| TASK STATEMENT |
Without the images, write out the whole listing exactly.

| RECORDS FOR THE TASK |
★ ★ ★

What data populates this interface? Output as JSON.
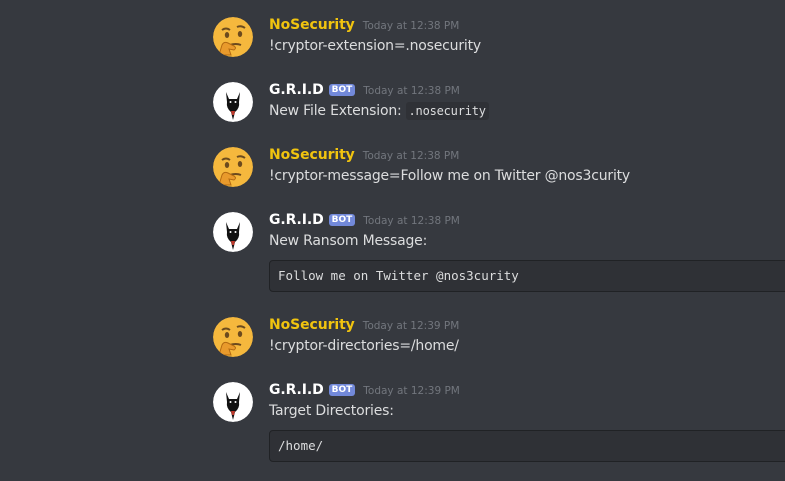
{
  "colors": {
    "background": "#36393f",
    "nosecurity_name": "#f1c40f",
    "bot_name": "#ffffff",
    "bot_tag": "#7289da",
    "message_text": "#dcddde",
    "timestamp": "#72767d",
    "code_background": "#2f3136"
  },
  "messages": [
    {
      "author": "NoSecurity",
      "avatar_icon": "thinking-face-emoji-icon",
      "timestamp": "Today at 12:38 PM",
      "content": "!cryptor-extension=.nosecurity"
    },
    {
      "author": "G.R.I.D",
      "bot_tag": "BOT",
      "avatar_icon": "black-cat-avatar-icon",
      "timestamp": "Today at 12:38 PM",
      "content": "New File Extension:",
      "inline_code": ".nosecurity"
    },
    {
      "author": "NoSecurity",
      "avatar_icon": "thinking-face-emoji-icon",
      "timestamp": "Today at 12:38 PM",
      "content": "!cryptor-message=Follow me on Twitter @nos3curity"
    },
    {
      "author": "G.R.I.D",
      "bot_tag": "BOT",
      "avatar_icon": "black-cat-avatar-icon",
      "timestamp": "Today at 12:38 PM",
      "content": "New Ransom Message:",
      "code_block": "Follow me on Twitter @nos3curity"
    },
    {
      "author": "NoSecurity",
      "avatar_icon": "thinking-face-emoji-icon",
      "timestamp": "Today at 12:39 PM",
      "content": "!cryptor-directories=/home/"
    },
    {
      "author": "G.R.I.D",
      "bot_tag": "BOT",
      "avatar_icon": "black-cat-avatar-icon",
      "timestamp": "Today at 12:39 PM",
      "content": "Target Directories:",
      "code_block": "/home/"
    }
  ]
}
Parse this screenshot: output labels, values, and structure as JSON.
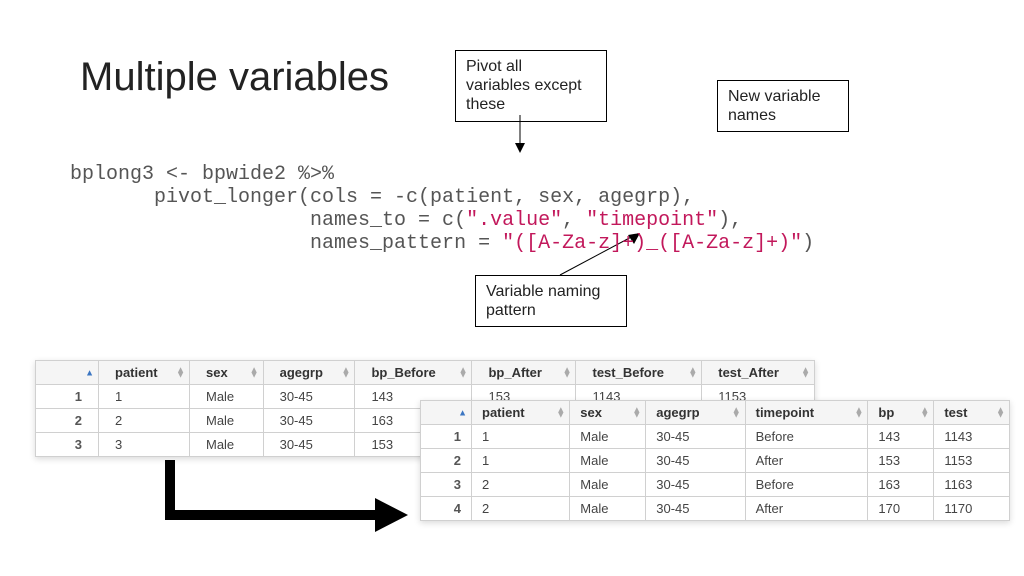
{
  "title": "Multiple variables",
  "callouts": {
    "pivot": "Pivot all\nvariables except\nthese",
    "newvars": "New variable\nnames",
    "pattern": "Variable naming\npattern"
  },
  "code": {
    "l1a": "bplong3 <- bpwide2 %>%",
    "l2a": "       pivot_longer(cols = -c(patient, sex, agegrp),",
    "l3a": "                    names_to = c(",
    "l3s1": "\".value\"",
    "l3b": ", ",
    "l3s2": "\"timepoint\"",
    "l3c": "),",
    "l4a": "                    names_pattern = ",
    "l4s": "\"([A-Za-z]+)_([A-Za-z]+)\"",
    "l4b": ")"
  },
  "t1": {
    "headers": [
      "patient",
      "sex",
      "agegrp",
      "bp_Before",
      "bp_After",
      "test_Before",
      "test_After"
    ],
    "rows": [
      [
        "1",
        "1",
        "Male",
        "30-45",
        "143",
        "153",
        "1143",
        "1153"
      ],
      [
        "2",
        "2",
        "Male",
        "30-45",
        "163",
        "",
        "",
        ""
      ],
      [
        "3",
        "3",
        "Male",
        "30-45",
        "153",
        "",
        "",
        ""
      ]
    ]
  },
  "t2": {
    "headers": [
      "patient",
      "sex",
      "agegrp",
      "timepoint",
      "bp",
      "test"
    ],
    "rows": [
      [
        "1",
        "1",
        "Male",
        "30-45",
        "Before",
        "143",
        "1143"
      ],
      [
        "2",
        "1",
        "Male",
        "30-45",
        "After",
        "153",
        "1153"
      ],
      [
        "3",
        "2",
        "Male",
        "30-45",
        "Before",
        "163",
        "1163"
      ],
      [
        "4",
        "2",
        "Male",
        "30-45",
        "After",
        "170",
        "1170"
      ]
    ]
  }
}
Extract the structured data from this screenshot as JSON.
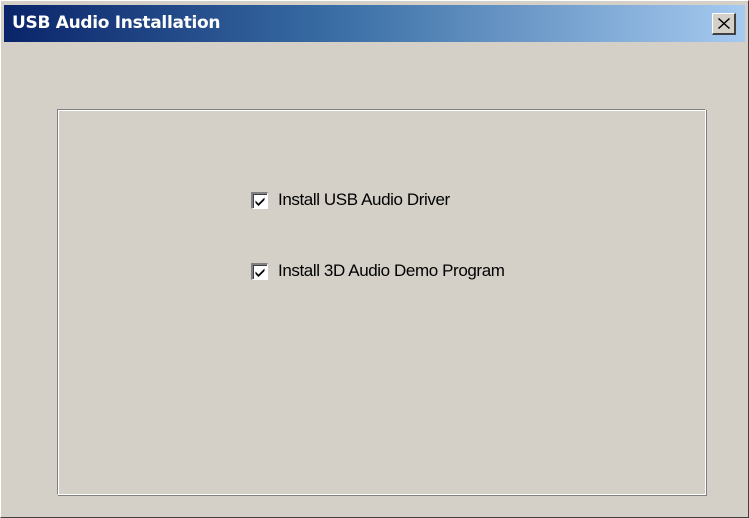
{
  "window": {
    "title": "USB Audio Installation",
    "close_glyph": "✕"
  },
  "options": [
    {
      "label": "Install USB Audio Driver",
      "checked": true
    },
    {
      "label": "Install 3D Audio Demo Program",
      "checked": true
    }
  ],
  "colors": {
    "titlebar_start": "#0a246a",
    "titlebar_end": "#a6caf0",
    "face": "#d4d0c8"
  },
  "icons": {
    "close": "close-icon",
    "check": "checkmark-icon"
  }
}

★ ★ ★

| EXPECTED ANSWER |
What data populates this interface? Output as JSON.
{
  "colors": {
    "background": "#36393f",
    "nosecurity_name": "#f1c40f",
    "bot_name": "#ffffff",
    "bot_tag": "#7289da",
    "message_text": "#dcddde",
    "timestamp": "#72767d",
    "code_background": "#2f3136"
  },
  "messages": [
    {
      "author": "NoSecurity",
      "avatar_icon": "thinking-face-emoji-icon",
      "timestamp": "Today at 12:38 PM",
      "content": "!cryptor-extension=.nosecurity"
    },
    {
      "author": "G.R.I.D",
      "bot_tag": "BOT",
      "avatar_icon": "black-cat-avatar-icon",
      "timestamp": "Today at 12:38 PM",
      "content": "New File Extension:",
      "inline_code": ".nosecurity"
    },
    {
      "author": "NoSecurity",
      "avatar_icon": "thinking-face-emoji-icon",
      "timestamp": "Today at 12:38 PM",
      "content": "!cryptor-message=Follow me on Twitter @nos3curity"
    },
    {
      "author": "G.R.I.D",
      "bot_tag": "BOT",
      "avatar_icon": "black-cat-avatar-icon",
      "timestamp": "Today at 12:38 PM",
      "content": "New Ransom Message:",
      "code_block": "Follow me on Twitter @nos3curity"
    },
    {
      "author": "NoSecurity",
      "avatar_icon": "thinking-face-emoji-icon",
      "timestamp": "Today at 12:39 PM",
      "content": "!cryptor-directories=/home/"
    },
    {
      "author": "G.R.I.D",
      "bot_tag": "BOT",
      "avatar_icon": "black-cat-avatar-icon",
      "timestamp": "Today at 12:39 PM",
      "content": "Target Directories:",
      "code_block": "/home/"
    }
  ]
}
Parse this screenshot: output labels, values, and structure as JSON.
{
  "title": "Multiple variables",
  "callouts": {
    "pivot": "Pivot all\nvariables except\nthese",
    "newvars": "New variable\nnames",
    "pattern": "Variable naming\npattern"
  },
  "code": {
    "l1a": "bplong3 <- bpwide2 %>%",
    "l2a": "       pivot_longer(cols = -c(patient, sex, agegrp),",
    "l3a": "                    names_to = c(",
    "l3s1": "\".value\"",
    "l3b": ", ",
    "l3s2": "\"timepoint\"",
    "l3c": "),",
    "l4a": "                    names_pattern = ",
    "l4s": "\"([A-Za-z]+)_([A-Za-z]+)\"",
    "l4b": ")"
  },
  "t1": {
    "headers": [
      "patient",
      "sex",
      "agegrp",
      "bp_Before",
      "bp_After",
      "test_Before",
      "test_After"
    ],
    "rows": [
      [
        "1",
        "1",
        "Male",
        "30-45",
        "143",
        "153",
        "1143",
        "1153"
      ],
      [
        "2",
        "2",
        "Male",
        "30-45",
        "163",
        "",
        "",
        ""
      ],
      [
        "3",
        "3",
        "Male",
        "30-45",
        "153",
        "",
        "",
        ""
      ]
    ]
  },
  "t2": {
    "headers": [
      "patient",
      "sex",
      "agegrp",
      "timepoint",
      "bp",
      "test"
    ],
    "rows": [
      [
        "1",
        "1",
        "Male",
        "30-45",
        "Before",
        "143",
        "1143"
      ],
      [
        "2",
        "1",
        "Male",
        "30-45",
        "After",
        "153",
        "1153"
      ],
      [
        "3",
        "2",
        "Male",
        "30-45",
        "Before",
        "163",
        "1163"
      ],
      [
        "4",
        "2",
        "Male",
        "30-45",
        "After",
        "170",
        "1170"
      ]
    ]
  }
}
Extract the structured data from this screenshot as JSON.
{
  "window": {
    "title": "USB Audio Installation",
    "close_glyph": "✕"
  },
  "options": [
    {
      "label": "Install USB Audio Driver",
      "checked": true
    },
    {
      "label": "Install 3D Audio Demo Program",
      "checked": true
    }
  ],
  "colors": {
    "titlebar_start": "#0a246a",
    "titlebar_end": "#a6caf0",
    "face": "#d4d0c8"
  },
  "icons": {
    "close": "close-icon",
    "check": "checkmark-icon"
  }
}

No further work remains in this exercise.